#### What is being asked:
Convert the lines of every record below into a numbered list, leaving out any blank lines.

Data extracted from a collection:
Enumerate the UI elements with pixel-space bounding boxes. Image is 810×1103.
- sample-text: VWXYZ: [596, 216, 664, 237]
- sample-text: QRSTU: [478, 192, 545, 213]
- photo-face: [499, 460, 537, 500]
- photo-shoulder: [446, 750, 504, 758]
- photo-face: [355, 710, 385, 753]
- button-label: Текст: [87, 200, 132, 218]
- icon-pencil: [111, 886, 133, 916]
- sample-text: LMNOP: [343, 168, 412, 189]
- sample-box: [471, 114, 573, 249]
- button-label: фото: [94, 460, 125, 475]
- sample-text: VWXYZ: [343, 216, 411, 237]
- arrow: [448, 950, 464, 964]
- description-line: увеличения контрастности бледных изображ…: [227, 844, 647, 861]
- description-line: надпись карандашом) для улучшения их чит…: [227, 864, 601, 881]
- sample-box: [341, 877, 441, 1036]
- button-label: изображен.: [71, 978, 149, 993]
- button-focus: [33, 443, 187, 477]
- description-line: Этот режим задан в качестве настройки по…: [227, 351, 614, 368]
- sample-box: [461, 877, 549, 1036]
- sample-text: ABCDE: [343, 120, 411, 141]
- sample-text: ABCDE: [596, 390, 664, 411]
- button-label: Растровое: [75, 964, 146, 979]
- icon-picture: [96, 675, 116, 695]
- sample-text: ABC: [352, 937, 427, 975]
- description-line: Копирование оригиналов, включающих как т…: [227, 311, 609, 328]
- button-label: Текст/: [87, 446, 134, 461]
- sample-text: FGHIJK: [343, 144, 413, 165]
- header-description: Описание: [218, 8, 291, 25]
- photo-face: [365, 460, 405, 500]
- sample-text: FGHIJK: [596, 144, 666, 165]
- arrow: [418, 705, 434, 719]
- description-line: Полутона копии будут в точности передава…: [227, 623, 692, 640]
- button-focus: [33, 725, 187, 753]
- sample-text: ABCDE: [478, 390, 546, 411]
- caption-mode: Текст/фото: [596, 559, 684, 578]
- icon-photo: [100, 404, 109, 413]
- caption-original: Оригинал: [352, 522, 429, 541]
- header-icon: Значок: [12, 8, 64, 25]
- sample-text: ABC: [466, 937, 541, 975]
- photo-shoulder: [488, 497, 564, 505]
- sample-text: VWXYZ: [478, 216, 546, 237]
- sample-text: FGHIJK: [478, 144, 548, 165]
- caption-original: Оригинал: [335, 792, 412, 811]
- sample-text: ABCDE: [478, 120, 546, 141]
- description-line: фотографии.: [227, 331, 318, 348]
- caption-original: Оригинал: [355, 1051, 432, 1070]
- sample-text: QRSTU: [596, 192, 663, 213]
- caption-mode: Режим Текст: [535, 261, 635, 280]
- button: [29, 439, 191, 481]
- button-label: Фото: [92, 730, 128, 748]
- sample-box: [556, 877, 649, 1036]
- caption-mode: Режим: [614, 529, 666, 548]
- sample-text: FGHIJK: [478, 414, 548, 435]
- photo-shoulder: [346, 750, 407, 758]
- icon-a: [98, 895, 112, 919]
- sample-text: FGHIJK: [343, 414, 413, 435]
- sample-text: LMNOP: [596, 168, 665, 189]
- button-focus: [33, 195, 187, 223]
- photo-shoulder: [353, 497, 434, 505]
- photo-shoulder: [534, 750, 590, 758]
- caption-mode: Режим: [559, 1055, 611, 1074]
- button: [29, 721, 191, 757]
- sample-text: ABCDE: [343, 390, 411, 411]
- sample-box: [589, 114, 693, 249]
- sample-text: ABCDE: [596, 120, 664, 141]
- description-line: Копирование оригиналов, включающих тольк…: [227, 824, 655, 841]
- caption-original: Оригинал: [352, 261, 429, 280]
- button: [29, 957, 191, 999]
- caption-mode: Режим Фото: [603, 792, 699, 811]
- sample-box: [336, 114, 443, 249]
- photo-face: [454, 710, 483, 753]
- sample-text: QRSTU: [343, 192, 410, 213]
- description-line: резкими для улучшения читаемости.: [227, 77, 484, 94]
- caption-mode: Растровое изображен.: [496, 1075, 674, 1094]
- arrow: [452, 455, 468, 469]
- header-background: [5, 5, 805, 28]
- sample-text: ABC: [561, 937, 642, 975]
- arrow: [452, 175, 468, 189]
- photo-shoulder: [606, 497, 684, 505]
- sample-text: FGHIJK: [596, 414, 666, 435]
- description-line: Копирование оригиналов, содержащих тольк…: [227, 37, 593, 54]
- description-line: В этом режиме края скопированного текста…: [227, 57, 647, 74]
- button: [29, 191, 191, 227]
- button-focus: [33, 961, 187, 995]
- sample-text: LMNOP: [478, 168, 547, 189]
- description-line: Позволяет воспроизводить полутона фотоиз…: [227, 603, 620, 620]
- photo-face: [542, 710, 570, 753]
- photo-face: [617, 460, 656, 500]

#### Correct answer:
1. Enumerate the UI elements with pixel-space bounding boxes. Image is 810×1103.
2. - sample-text: VWXYZ: [596, 216, 664, 237]
3. - sample-text: QRSTU: [478, 192, 545, 213]
4. - photo-face: [499, 460, 537, 500]
5. - photo-shoulder: [446, 750, 504, 758]
6. - photo-face: [355, 710, 385, 753]
7. - button-label: Текст: [87, 200, 132, 218]
8. - icon-pencil: [111, 886, 133, 916]
9. - sample-text: LMNOP: [343, 168, 412, 189]
10. - sample-box: [471, 114, 573, 249]
11. - button-label: фото: [94, 460, 125, 475]
12. - sample-text: VWXYZ: [343, 216, 411, 237]
13. - arrow: [448, 950, 464, 964]
14. - description-line: увеличения контрастности бледных изображ…: [227, 844, 647, 861]
15. - description-line: надпись карандашом) для улучшения их чит…: [227, 864, 601, 881]
16. - sample-box: [341, 877, 441, 1036]
17. - button-label: изображен.: [71, 978, 149, 993]
18. - button-focus: [33, 443, 187, 477]
19. - description-line: Этот режим задан в качестве настройки по…: [227, 351, 614, 368]
20. - sample-box: [461, 877, 549, 1036]
21. - sample-text: ABCDE: [343, 120, 411, 141]
22. - sample-text: ABCDE: [596, 390, 664, 411]
23. - button-label: Растровое: [75, 964, 146, 979]
24. - icon-picture: [96, 675, 116, 695]
25. - sample-text: ABC: [352, 937, 427, 975]
26. - description-line: Копирование оригиналов, включающих как т…: [227, 311, 609, 328]
27. - button-label: Текст/: [87, 446, 134, 461]
28. - sample-text: FGHIJK: [343, 144, 413, 165]
29. - header-description: Описание: [218, 8, 291, 25]
30. - photo-face: [365, 460, 405, 500]
31. - sample-text: FGHIJK: [596, 144, 666, 165]
32. - arrow: [418, 705, 434, 719]
33. - description-line: Полутона копии будут в точности передава…: [227, 623, 692, 640]
34. - button-focus: [33, 725, 187, 753]
35. - sample-text: ABCDE: [478, 390, 546, 411]
36. - caption-mode: Текст/фото: [596, 559, 684, 578]
37. - icon-photo: [100, 404, 109, 413]
38. - caption-original: Оригинал: [352, 522, 429, 541]
39. - header-icon: Значок: [12, 8, 64, 25]
40. - sample-text: ABC: [466, 937, 541, 975]
41. - photo-shoulder: [488, 497, 564, 505]
42. - sample-text: VWXYZ: [478, 216, 546, 237]
43. - sample-text: FGHIJK: [478, 144, 548, 165]
44. - caption-original: Оригинал: [335, 792, 412, 811]
45. - sample-text: ABCDE: [478, 120, 546, 141]
46. - description-line: фотографии.: [227, 331, 318, 348]
47. - caption-original: Оригинал: [355, 1051, 432, 1070]
48. - sample-text: QRSTU: [596, 192, 663, 213]
49. - caption-mode: Режим Текст: [535, 261, 635, 280]
50. - button: [29, 439, 191, 481]
51. - button-label: Фото: [92, 730, 128, 748]
52. - sample-box: [556, 877, 649, 1036]
53. - caption-mode: Режим: [614, 529, 666, 548]
54. - sample-text: FGHIJK: [478, 414, 548, 435]
55. - photo-shoulder: [346, 750, 407, 758]
56. - icon-a: [98, 895, 112, 919]
57. - sample-text: FGHIJK: [343, 414, 413, 435]
58. - sample-text: LMNOP: [596, 168, 665, 189]
59. - button-focus: [33, 195, 187, 223]
60. - photo-shoulder: [353, 497, 434, 505]
61. - photo-shoulder: [534, 750, 590, 758]
62. - caption-mode: Режим: [559, 1055, 611, 1074]
63. - button: [29, 721, 191, 757]
64. - sample-text: ABCDE: [343, 390, 411, 411]
65. - sample-box: [589, 114, 693, 249]
66. - sample-text: ABCDE: [596, 120, 664, 141]
67. - description-line: Копирование оригиналов, включающих тольк…: [227, 824, 655, 841]
68. - caption-original: Оригинал: [352, 261, 429, 280]
69. - button: [29, 957, 191, 999]
70. - caption-mode: Режим Фото: [603, 792, 699, 811]
71. - sample-box: [336, 114, 443, 249]
72. - photo-face: [454, 710, 483, 753]
73. - sample-text: QRSTU: [343, 192, 410, 213]
74. - description-line: резкими для улучшения читаемости.: [227, 77, 484, 94]
75. - caption-mode: Растровое изображен.: [496, 1075, 674, 1094]
76. - arrow: [452, 455, 468, 469]
77. - header-background: [5, 5, 805, 28]
78. - sample-text: ABC: [561, 937, 642, 975]
79. - arrow: [452, 175, 468, 189]
80. - photo-shoulder: [606, 497, 684, 505]
81. - sample-text: FGHIJK: [596, 414, 666, 435]
82. - description-line: Копирование оригиналов, содержащих тольк…: [227, 37, 593, 54]
83. - description-line: В этом режиме края скопированного текста…: [227, 57, 647, 74]
84. - button: [29, 191, 191, 227]
85. - button-focus: [33, 961, 187, 995]
86. - sample-text: LMNOP: [478, 168, 547, 189]
87. - description-line: Позволяет воспроизводить полутона фотоиз…: [227, 603, 620, 620]
88. - photo-face: [542, 710, 570, 753]
89. - photo-face: [617, 460, 656, 500]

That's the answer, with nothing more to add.